EXERCISE
Look through the data for the string "image". Copy every line where it is found.

--- Start ---

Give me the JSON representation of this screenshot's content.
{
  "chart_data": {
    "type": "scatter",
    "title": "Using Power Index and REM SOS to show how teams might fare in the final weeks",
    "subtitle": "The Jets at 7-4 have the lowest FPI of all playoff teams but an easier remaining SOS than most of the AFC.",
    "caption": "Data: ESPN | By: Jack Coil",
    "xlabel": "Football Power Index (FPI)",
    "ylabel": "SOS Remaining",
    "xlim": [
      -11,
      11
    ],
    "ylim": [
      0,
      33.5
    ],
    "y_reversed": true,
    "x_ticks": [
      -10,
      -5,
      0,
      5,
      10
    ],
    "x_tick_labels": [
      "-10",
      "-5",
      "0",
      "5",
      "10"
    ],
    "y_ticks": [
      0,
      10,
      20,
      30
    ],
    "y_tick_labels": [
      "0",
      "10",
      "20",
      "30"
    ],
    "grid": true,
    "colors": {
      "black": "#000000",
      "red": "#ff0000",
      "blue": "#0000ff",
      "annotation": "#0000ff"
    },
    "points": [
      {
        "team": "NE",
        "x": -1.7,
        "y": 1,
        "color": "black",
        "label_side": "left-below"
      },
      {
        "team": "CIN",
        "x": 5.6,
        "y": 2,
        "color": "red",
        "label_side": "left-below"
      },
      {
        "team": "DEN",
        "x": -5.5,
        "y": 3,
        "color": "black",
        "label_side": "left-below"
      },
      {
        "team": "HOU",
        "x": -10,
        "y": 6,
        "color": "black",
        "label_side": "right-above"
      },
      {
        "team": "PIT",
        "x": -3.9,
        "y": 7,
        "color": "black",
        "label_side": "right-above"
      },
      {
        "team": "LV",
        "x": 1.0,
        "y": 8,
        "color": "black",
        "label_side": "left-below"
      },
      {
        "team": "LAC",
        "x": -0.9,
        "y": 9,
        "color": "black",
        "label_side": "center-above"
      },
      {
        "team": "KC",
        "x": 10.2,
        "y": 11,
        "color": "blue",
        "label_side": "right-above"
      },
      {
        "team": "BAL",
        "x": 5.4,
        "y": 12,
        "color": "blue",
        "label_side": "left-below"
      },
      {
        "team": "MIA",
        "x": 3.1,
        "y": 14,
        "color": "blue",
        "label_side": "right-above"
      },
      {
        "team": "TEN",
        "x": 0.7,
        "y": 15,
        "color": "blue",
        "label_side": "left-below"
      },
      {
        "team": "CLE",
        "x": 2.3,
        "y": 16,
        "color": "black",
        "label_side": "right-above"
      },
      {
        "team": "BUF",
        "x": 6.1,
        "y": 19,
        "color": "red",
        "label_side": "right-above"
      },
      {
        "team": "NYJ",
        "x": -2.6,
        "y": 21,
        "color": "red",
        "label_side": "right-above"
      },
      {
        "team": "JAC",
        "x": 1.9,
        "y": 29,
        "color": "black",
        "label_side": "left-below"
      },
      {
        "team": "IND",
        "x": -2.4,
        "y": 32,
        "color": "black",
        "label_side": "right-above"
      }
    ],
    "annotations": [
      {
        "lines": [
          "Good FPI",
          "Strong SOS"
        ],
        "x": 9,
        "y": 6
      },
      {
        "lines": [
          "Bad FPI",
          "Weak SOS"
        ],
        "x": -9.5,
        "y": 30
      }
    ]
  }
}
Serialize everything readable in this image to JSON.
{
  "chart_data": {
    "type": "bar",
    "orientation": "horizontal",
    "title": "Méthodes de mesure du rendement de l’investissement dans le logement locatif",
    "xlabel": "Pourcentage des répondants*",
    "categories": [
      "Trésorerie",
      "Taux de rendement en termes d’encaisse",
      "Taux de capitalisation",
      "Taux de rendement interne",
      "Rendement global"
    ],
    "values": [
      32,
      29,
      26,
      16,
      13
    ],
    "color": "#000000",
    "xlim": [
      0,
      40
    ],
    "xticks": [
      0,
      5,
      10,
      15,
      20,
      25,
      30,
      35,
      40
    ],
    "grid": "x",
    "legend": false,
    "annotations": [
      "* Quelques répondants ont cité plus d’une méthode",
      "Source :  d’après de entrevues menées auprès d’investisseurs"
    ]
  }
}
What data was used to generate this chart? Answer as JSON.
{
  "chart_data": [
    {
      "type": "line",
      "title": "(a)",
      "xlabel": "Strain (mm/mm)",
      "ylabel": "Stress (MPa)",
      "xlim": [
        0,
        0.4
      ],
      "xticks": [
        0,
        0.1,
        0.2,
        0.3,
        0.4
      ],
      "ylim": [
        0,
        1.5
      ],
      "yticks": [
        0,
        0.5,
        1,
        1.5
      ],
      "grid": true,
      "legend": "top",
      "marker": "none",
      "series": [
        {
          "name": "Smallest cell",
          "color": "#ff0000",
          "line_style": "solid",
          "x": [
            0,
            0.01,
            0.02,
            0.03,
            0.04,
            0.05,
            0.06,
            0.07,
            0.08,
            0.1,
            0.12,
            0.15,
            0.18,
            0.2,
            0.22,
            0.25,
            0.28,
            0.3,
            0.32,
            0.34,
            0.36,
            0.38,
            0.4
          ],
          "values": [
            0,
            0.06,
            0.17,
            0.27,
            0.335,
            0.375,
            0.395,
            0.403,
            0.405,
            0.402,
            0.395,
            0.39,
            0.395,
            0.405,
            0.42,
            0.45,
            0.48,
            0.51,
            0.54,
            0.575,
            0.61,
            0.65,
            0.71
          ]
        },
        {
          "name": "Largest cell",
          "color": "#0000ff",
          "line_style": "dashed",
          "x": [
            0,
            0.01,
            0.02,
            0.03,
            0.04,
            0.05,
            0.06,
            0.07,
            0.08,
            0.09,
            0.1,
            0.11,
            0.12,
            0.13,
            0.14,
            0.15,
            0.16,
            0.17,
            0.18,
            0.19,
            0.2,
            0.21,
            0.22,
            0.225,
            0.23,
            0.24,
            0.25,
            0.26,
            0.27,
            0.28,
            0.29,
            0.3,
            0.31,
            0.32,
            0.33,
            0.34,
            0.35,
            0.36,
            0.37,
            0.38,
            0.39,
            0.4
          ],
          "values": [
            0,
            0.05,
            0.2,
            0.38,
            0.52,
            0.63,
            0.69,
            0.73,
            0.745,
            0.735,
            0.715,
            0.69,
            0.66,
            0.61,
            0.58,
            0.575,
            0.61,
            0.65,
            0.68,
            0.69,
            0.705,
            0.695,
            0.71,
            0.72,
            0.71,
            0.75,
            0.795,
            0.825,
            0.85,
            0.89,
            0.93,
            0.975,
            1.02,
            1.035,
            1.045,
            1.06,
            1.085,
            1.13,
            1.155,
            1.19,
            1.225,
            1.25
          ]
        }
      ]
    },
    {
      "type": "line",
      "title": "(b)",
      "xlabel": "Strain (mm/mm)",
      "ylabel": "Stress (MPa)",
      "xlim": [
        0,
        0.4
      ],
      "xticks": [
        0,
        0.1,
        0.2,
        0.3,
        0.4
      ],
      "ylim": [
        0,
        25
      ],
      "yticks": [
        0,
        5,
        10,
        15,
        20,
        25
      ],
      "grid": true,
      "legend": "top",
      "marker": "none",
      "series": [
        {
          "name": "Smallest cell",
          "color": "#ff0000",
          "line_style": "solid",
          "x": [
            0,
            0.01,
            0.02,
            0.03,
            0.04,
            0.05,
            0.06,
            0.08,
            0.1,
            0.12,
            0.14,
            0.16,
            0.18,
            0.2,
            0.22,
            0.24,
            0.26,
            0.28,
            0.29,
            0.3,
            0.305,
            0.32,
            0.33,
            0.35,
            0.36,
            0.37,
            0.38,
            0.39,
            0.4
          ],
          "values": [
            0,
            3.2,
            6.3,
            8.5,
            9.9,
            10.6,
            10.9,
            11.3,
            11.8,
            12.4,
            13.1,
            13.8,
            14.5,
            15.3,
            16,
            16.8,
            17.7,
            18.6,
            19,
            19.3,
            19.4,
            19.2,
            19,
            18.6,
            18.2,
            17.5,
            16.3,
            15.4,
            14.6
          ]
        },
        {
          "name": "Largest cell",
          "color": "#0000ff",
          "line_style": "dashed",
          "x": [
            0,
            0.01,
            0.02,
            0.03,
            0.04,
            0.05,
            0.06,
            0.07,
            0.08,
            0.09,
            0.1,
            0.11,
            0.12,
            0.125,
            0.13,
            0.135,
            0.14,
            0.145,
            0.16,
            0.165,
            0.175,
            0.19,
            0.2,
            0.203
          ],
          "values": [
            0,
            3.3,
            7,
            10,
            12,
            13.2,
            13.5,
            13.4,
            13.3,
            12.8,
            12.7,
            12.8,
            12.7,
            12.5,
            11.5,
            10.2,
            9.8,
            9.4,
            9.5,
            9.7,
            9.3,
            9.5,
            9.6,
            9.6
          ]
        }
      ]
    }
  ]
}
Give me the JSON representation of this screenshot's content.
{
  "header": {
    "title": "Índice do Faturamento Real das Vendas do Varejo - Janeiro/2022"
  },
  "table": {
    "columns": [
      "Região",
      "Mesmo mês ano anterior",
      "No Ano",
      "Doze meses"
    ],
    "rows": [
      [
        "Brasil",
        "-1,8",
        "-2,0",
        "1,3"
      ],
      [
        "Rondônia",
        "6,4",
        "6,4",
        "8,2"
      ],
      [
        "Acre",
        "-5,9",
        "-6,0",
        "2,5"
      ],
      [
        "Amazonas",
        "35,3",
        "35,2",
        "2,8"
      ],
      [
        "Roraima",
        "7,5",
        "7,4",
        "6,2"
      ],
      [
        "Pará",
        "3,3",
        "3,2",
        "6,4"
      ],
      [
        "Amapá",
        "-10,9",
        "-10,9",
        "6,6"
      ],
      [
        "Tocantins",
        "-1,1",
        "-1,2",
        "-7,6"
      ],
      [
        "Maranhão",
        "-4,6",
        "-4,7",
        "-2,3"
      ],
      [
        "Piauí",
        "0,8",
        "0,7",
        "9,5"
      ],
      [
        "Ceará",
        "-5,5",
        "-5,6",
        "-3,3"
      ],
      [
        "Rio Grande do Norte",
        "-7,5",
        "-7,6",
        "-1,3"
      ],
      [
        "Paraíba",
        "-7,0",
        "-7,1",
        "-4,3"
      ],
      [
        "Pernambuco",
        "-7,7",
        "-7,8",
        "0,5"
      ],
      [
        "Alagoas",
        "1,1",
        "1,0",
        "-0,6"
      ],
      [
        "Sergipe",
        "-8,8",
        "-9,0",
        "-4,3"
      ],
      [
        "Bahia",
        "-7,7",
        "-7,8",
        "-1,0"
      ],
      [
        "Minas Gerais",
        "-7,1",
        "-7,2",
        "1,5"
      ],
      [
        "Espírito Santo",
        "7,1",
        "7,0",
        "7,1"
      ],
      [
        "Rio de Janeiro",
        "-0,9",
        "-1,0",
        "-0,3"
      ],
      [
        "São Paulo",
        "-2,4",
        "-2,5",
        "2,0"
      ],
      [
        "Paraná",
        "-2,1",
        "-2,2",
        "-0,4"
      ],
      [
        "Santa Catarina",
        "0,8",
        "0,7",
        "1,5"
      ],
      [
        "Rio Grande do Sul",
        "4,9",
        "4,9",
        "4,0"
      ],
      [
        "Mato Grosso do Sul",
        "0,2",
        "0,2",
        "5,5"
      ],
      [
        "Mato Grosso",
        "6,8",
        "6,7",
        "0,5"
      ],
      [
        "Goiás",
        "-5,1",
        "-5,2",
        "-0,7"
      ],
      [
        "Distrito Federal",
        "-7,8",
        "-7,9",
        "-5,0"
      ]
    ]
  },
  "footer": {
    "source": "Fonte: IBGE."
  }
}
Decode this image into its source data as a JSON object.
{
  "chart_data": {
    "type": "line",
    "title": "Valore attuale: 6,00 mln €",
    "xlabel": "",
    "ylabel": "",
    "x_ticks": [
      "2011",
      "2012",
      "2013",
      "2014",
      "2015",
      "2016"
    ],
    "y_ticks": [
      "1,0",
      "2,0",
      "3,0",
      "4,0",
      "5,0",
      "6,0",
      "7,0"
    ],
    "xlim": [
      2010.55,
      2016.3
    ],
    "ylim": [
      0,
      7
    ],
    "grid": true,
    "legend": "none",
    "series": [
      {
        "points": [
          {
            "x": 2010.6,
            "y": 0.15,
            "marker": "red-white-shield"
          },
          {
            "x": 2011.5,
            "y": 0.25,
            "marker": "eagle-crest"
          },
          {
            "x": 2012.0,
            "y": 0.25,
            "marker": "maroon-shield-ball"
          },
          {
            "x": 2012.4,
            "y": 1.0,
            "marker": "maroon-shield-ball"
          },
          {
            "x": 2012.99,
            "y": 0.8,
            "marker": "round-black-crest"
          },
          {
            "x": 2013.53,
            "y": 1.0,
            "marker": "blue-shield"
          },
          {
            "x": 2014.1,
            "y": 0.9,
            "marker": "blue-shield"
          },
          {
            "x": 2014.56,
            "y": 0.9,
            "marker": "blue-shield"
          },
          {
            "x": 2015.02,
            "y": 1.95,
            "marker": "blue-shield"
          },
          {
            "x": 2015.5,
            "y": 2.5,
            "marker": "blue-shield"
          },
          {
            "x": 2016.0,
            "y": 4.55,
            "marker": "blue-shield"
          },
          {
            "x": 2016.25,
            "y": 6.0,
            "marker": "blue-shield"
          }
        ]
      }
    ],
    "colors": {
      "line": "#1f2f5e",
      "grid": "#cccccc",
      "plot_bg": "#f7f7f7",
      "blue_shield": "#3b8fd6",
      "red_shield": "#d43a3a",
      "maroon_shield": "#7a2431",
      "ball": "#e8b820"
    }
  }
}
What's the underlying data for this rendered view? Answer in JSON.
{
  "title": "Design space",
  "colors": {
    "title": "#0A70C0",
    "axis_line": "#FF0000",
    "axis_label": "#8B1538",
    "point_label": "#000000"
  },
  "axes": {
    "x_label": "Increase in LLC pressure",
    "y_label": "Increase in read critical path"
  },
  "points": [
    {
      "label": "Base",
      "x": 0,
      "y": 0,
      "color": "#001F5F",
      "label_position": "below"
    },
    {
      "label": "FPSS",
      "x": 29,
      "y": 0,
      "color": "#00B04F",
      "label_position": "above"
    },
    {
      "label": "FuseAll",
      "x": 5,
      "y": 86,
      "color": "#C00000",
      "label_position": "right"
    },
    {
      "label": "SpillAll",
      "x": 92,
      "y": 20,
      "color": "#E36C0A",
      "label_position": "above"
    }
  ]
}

--- End ---

SOLUTION FOR THIS EXERCISE
Serialize everything readable in this image to JSON.
Decode this image into its source data as a JSON object.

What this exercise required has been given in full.